§ **Excerpt provided**
These acts are feeding an audience need to go beyond shallow tee-hees at the expense of President Clinton's taste in cigars towards more serious meditations on love and death. Audiences who have matured with the alternative explosion are increasingly drawn to story-telling rather than gag-tagging. Comedy is growing up. But are we seeing the future or just another here- today-gone-tomorrow fad? Ed Smith, company manager at Stone Ranger, thinks it's something more concrete.
"People have decided there are certain limitations to knob gags," says Smith who promotes such comedians as Tiernan, Byrne and Smiley. "What makes alternative comedy alternative is that the comedian delivers something of himself rather than just doing a joke. The difference between Bernard Manning and Eddie Izzard is that Izzard is revealing something of himself - look at his stuff about cross-dressing. If you're telling stories about yourself, it's a more honest route to laughs. It allows audiences to see the personality of a performer - and they have a higher tolerance level of that than of some quickfire gag-merchant. People don't go and see Izzard for jokes - they just want to be in the same room as him."
Richard Bucknall, who runs RBM, a comedy management agency that handles Morton, agrees that story-telling creates more of a bond with an audience than a jokesmith rattling off punchlines. "Story-tellers like Morton or O'Neill talk to people, rather than at them. That's more relaxing for an audience because they feel they're part of an event as opposed to being shut outside the fourth wall listening to a string of gags.
"With a lot of one-liner comedy, there is no relationship between the performer and the audience. Gag merchants' material is based on purely local events, but what Morton is talking about - loss, pain, love - can be understood by someone in Pittsburgh or Birmingham. Story-tellers talk about life, and people live the same life the world over. What's happened to them could happen to anyone. The more personal it is, the more universal it is."

§ **Given task 1**
In the excerpt on story-telling comedy, which comedians does Ed Smith promote?
§ **Given task 2**
In the entries, replace "COMMISSION" with "SALES" in the lines from the one containing "agent2-description: LAND AND" up to and including the one containing "listing-570 <box>4 680 606 749</box>". Give back only those lines.
The excerpt above and the entries that come next are unrelated pieces of material.

(Entries drawn from a collection)
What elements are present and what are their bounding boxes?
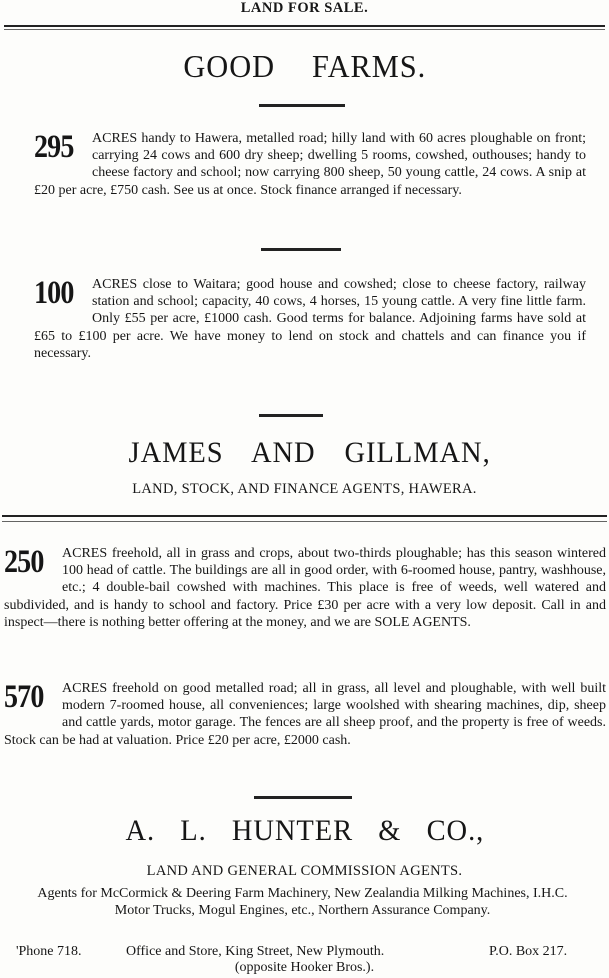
agent2-description: LAND AND GENERAL COMMISSION AGENTS. <box>146 863 463 879</box>
header-rule <box>4 25 605 27</box>
opposite-text: (opposite Hooker Bros.). <box>234 960 375 975</box>
listing-570 <box>4 680 606 749</box>
listing-text: ACRES freehold, all in grass and crops, about two-thirds ploughable; has this season wintered 100 head of cattle. The buildings are all in good order, with 6-roomed house, pantry, washhouse, etc.; 4 double-bail cowshed with machines. This place is free of weeds, well watered and subdivided, and is handy to school and factory. Price £30 per acre with a very low deposit. Call in and inspect—there is nothing better offering at the money, and we are SOLE AGENTS. <box>4 546 606 630</box>
pobox-text: P.O. Box 217. <box>489 944 568 959</box>
agent1-description: LAND, STOCK, AND FINANCE AGENTS, HAWERA. <box>132 481 477 497</box>
phone-text: 'Phone 718. <box>16 944 82 959</box>
agent1-name-box <box>100 436 520 470</box>
listing-250 <box>4 545 606 631</box>
section-break-rule-thin <box>2 521 607 522</box>
heading-divider <box>259 104 345 107</box>
listing-acres: 100 <box>34 275 74 311</box>
agent2-name-box <box>0 814 609 848</box>
listing-100 <box>34 276 586 362</box>
listing-text: ACRES close to Waitara; good house and cowshed; close to cheese factory, railway station and school; capacity, 40 cows, 4 horses, 15 young cattle. A very fine little farm. Only £55 per acre, £1000 cash. Good terms for balance. Adjoining farms have sold at £65 to £100 per acre. We have money to lend on stock and chattels and can finance you if necessary. <box>34 277 586 361</box>
listing-295 <box>34 130 586 199</box>
agent2-name: A. L. HUNTER & CO., <box>125 814 484 847</box>
section1-heading-box <box>0 48 609 88</box>
listing-acres: 295 <box>34 129 74 165</box>
listing-acres: 570 <box>4 679 44 715</box>
listing-divider <box>261 248 341 251</box>
page-header-title: LAND FOR SALE. <box>240 0 369 16</box>
agent1-name: JAMES AND GILLMAN, <box>128 436 492 469</box>
listing-acres: 250 <box>4 544 44 580</box>
agent2-divider <box>254 796 352 799</box>
agents-for-text: Agents for McCormick & Deering Farm Machinery, New Zealandia Milking Machines, I.H.C. Motor Trucks, Mogul Engines, etc., Northern Assurance Company. <box>37 886 568 919</box>
agent1-divider <box>259 414 323 417</box>
header-rule-thin <box>4 29 605 30</box>
section1-heading: GOOD FARMS. <box>183 48 426 84</box>
listing-text: ACRES handy to Hawera, metalled road; hilly land with 60 acres ploughable on front; carrying 24 cows and 600 dry sheep; dwelling 5 rooms, cowshed, outhouses; handy to cheese factory and school; now carrying 800 sheep, 50 young cattle, 24 cows. A snip at £20 per acre, £750 cash. See us at once. Stock finance arranged if necessary. <box>34 131 586 198</box>
office-text: Office and Store, King Street, New Plymouth. <box>126 944 385 959</box>
listing-text: ACRES freehold on good metalled road; all in grass, all level and ploughable, with well built modern 7-roomed house, all conveniences; large woolshed with shearing machines, dip, sheep and cattle yards, motor garage. The fences are all sheep proof, and the property is free of weeds. Stock can be had at valuation. Price £20 per acre, £2000 cash. <box>4 681 606 748</box>
section-break-rule <box>2 515 607 517</box>
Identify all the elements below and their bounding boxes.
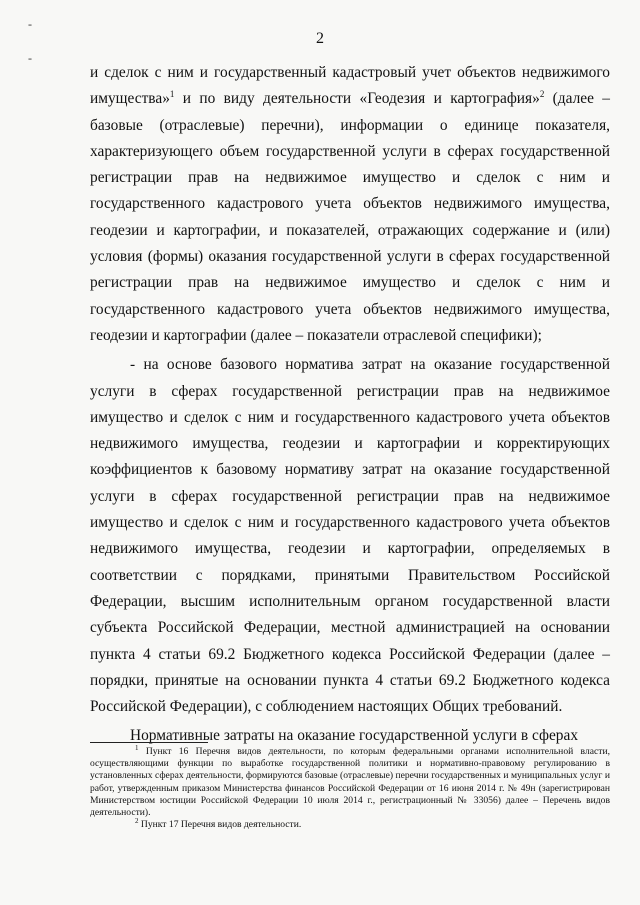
margin-mark: - bbox=[28, 17, 32, 31]
footnote-text: Пункт 17 Перечня видов деятельности. bbox=[140, 819, 302, 831]
page-number: 2 bbox=[316, 30, 324, 47]
footnote-2 bbox=[90, 819, 610, 831]
paragraph-bullet: - на основе базового норматива затрат на оказание государственной услуги в сферах государственной регистрации прав на недвижимое имущество и сделок с ним и государственного кадастрового учета объектов недвижимого имущества, геодезии и картографии и корректирующих коэффициентов к базовому нормативу затрат на оказание государственной услуги в сферах государственной регистрации прав на недвижимое имущество и сделок с ним и государственного кадастрового учета объектов недвижимого имущества, геодезии и картографии, определяемых в соответствии с порядками, принятыми Правительством Российской Федерации, высшим исполнительным органом государственной власти субъекта Российской Федерации, местной администрацией на основании пункта 4 статьи 69.2 Бюджетного кодекса Российской Федерации (далее – порядки, принятые на основании пункта 4 статьи 69.2 Бюджетного кодекса Российской Федерации), с соблюдением настоящих Общих требований. bbox=[90, 356, 610, 716]
paragraph-text: и сделок с ним и государственный кадастровый учет объектов недвижимого имущества» bbox=[90, 64, 610, 108]
footnote-ref-1: 1 bbox=[169, 89, 175, 100]
footnote-1 bbox=[90, 746, 610, 819]
footnotes bbox=[90, 742, 610, 831]
footnote-divider bbox=[90, 742, 208, 743]
margin-mark: - bbox=[28, 51, 32, 65]
paragraph-text: и по виду деятельности «Геодезия и картография» bbox=[174, 90, 540, 108]
footnote-number: 1 bbox=[135, 744, 139, 752]
footnote-text: Пункт 16 Перечня видов деятельности, по которым федеральными органами исполнительной власти, осуществляющими функции по выработке государственной политики и нормативно-правовому регулированию в установленных сферах деятельности, формируются базовые (отраслевые) перечни государственных и муниципальных услуг и работ, утвержденным приказом Министерства финансов Российской Федерации от 16 июня 2014 г. № 49н (зарегистрирован Министерством юстиции Российской Федерации 10 июля 2014 г., регистрационный № 33056) далее – Перечень видов деятельности). bbox=[90, 746, 610, 819]
footnote-ref-2: 2 bbox=[539, 89, 545, 100]
footnote-number: 2 bbox=[135, 817, 139, 826]
document-body bbox=[90, 60, 610, 750]
paragraph-normative-costs: Нормативные затраты на оказание государственной услуги в сферах bbox=[130, 727, 579, 745]
paragraph-text: (далее – базовые (отраслевые) перечни), информации о единице показателя, характеризующего объем государственной услуги в сферах государственной регистрации прав на недвижимое имущество и сделок с ним и государственного кадастрового учета объектов недвижимого имущества, геодезии и картографии, и показателей, отражающих содержание и (или) условия (формы) оказания государственной услуги в сферах государственной регистрации прав на недвижимое имущество и сделок с ним и государственного кадастрового учета объектов недвижимого имущества, геодезии и картографии (далее – показатели отраслевой специфики); bbox=[90, 90, 610, 344]
paragraph-continuation bbox=[90, 60, 610, 349]
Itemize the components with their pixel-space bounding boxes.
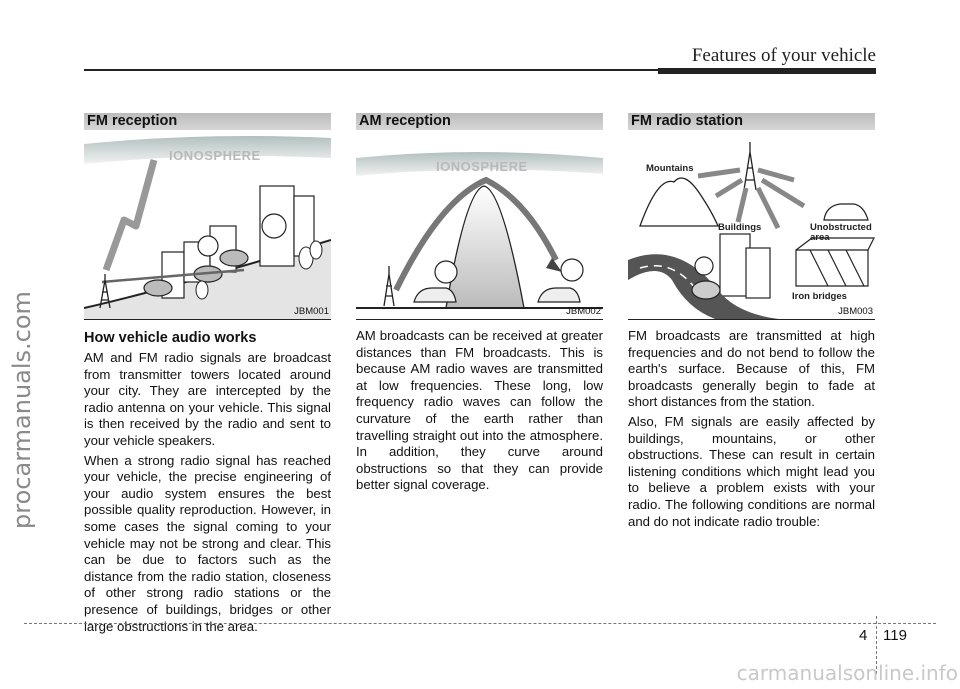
side-watermark	[2, 200, 42, 620]
body-text	[628, 328, 875, 530]
figure-code: JBM001	[294, 306, 329, 317]
iron-bridges-label: Iron bridges	[792, 291, 847, 302]
paragraph: AM and FM radio signals are broadcast from transmitter towers located around your city. They are intercepted by the radio antenna on your vehicle. This signal is then received by the radio and sent to your vehicle speakers.	[84, 350, 331, 448]
figure-fm-radio-station	[628, 130, 875, 320]
paragraph: Also, FM signals are easily affected by buildings, mountains, or other obstructions. These can result in certain listening conditions which might lead you to believe a problem exists with your radio. The following conditions are normal and do not indicate radio trouble:	[628, 413, 875, 529]
figure-fm-reception	[84, 130, 331, 320]
unobstructed-area-label: Unobstructed area	[810, 222, 872, 243]
ionosphere-label: IONOSPHERE	[436, 159, 528, 174]
side-watermark-text: procarmanuals.com	[8, 291, 36, 529]
figure-title-am-reception: AM reception	[356, 113, 603, 130]
figure-title-fm-radio-station: FM radio station	[628, 113, 875, 130]
paragraph: AM broadcasts can be received at greater distances than FM broadcasts. This is because AM radio waves are transmitted at low frequencies. These long, low frequency radio waves can follow the curvature of the earth rather than travelling straight out into the atmosphere. In addition, they curve around obstructions so that they can provide better signal coverage.	[356, 328, 603, 493]
column-1	[84, 113, 331, 638]
mountains-label: Mountains	[646, 163, 694, 174]
figure-am-reception	[356, 130, 603, 320]
footer-watermark: carmanualsonline.info	[736, 661, 958, 685]
figure-code: JBM002	[566, 306, 601, 317]
header-tab	[658, 68, 876, 74]
body-text	[356, 328, 603, 494]
column-2	[356, 113, 603, 497]
body-text	[84, 350, 331, 635]
figure-title-fm-reception: FM reception	[84, 113, 331, 130]
buildings-label: Buildings	[718, 222, 762, 233]
paragraph: FM broadcasts are transmitted at high frequencies and do not bend to follow the earth's surface. Because of this, FM broadcasts generally begin to fade at short distances from the station.	[628, 328, 875, 410]
paragraph: When a strong radio signal has reached your vehicle, the precise engineering of your audio system ensures the best possible quality reproduction. However, in some cases the signal coming to your vehicle may not be strong and clear. This can be due to factors such as the distance from the radio station, closeness of other strong radio stations or the presence of buildings, bridges or other large obstructions in the area.	[84, 452, 331, 634]
page-number: 119	[883, 627, 907, 644]
section-heading: How vehicle audio works	[84, 330, 257, 346]
figure-code: JBM003	[838, 306, 873, 317]
footer-rule	[24, 623, 936, 624]
chapter-number: 4	[859, 627, 868, 644]
ionosphere-label: IONOSPHERE	[169, 148, 261, 163]
section-title: Features of your vehicle	[691, 45, 876, 66]
column-3	[628, 113, 875, 533]
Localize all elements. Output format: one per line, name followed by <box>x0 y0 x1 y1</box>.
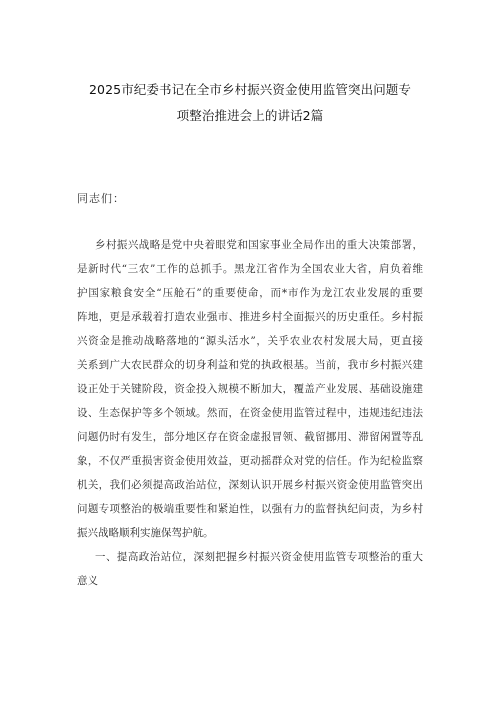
section-heading-line: 意义 <box>77 575 98 587</box>
paragraph-line: 关系到广大农民群众的切身利益和党的执政根基。当前，我市乡村振兴建 <box>77 359 423 371</box>
document-title-line-1: 2025市纪委书记在全市乡村振兴资金使用监管突出问题专 <box>88 82 411 97</box>
paragraph-line: 乡村振兴战略是党中央着眼党和国家事业全局作出的重大决策部署， <box>95 239 423 251</box>
paragraph-line: 象，不仅严重损害资金使用效益，更动摇群众对党的信任。作为纪检监察 <box>77 455 423 467</box>
paragraph-line: 振兴战略顺利实施保驾护航。 <box>77 527 214 539</box>
paragraph-line: 兴资金是推动战略落地的“源头活水”，关乎农业农村发展大局，更直接 <box>77 335 423 347</box>
paragraph-line: 机关，我们必须提高政治站位，深刻认识开展乡村振兴资金使用监管突出 <box>77 479 423 491</box>
paragraph-line: 阵地，更是承载着打造农业强市、推进乡村全面振兴的历史重任。乡村振 <box>77 311 423 323</box>
section-heading-line: 一、提高政治站位，深刻把握乡村振兴资金使用监管专项整治的重大 <box>95 551 423 563</box>
paragraph-line: 设、生态保护等多个领域。然而，在资金使用监管过程中，违规违纪违法 <box>77 407 423 419</box>
paragraph-line: 问题专项整治的极端重要性和紧迫性，以强有力的监督执纪问责，为乡村 <box>77 503 423 515</box>
paragraph-line: 问题仍时有发生，部分地区存在资金虚报冒领、截留挪用、滞留闲置等乱 <box>77 431 423 443</box>
paragraph-line: 设正处于关键阶段，资金投入规模不断加大，覆盖产业发展、基础设施建 <box>77 383 423 395</box>
paragraph-line: 护国家粮食安全“压舱石”的重要使命，而*市作为龙江农业发展的重要 <box>77 287 423 299</box>
paragraph-line: 是新时代“三农”工作的总抓手。黑龙江省作为全国农业大省，肩负着维 <box>77 263 423 275</box>
document-title-line-2: 项整治推进会上的讲话2篇 <box>176 108 324 123</box>
salutation: 同志们： <box>77 192 125 205</box>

§ **Task output 1**
Tiernan, Byrne and Smiley

§ **Task output 2**
agent2-description: LAND AND GENERAL SALES AGENTS. <box>146 863 463 879</box>
header-rule <box>4 25 605 27</box>
opposite-text: (opposite Hooker Bros.). <box>234 960 375 975</box>
listing-570 <box>4 680 606 749</box>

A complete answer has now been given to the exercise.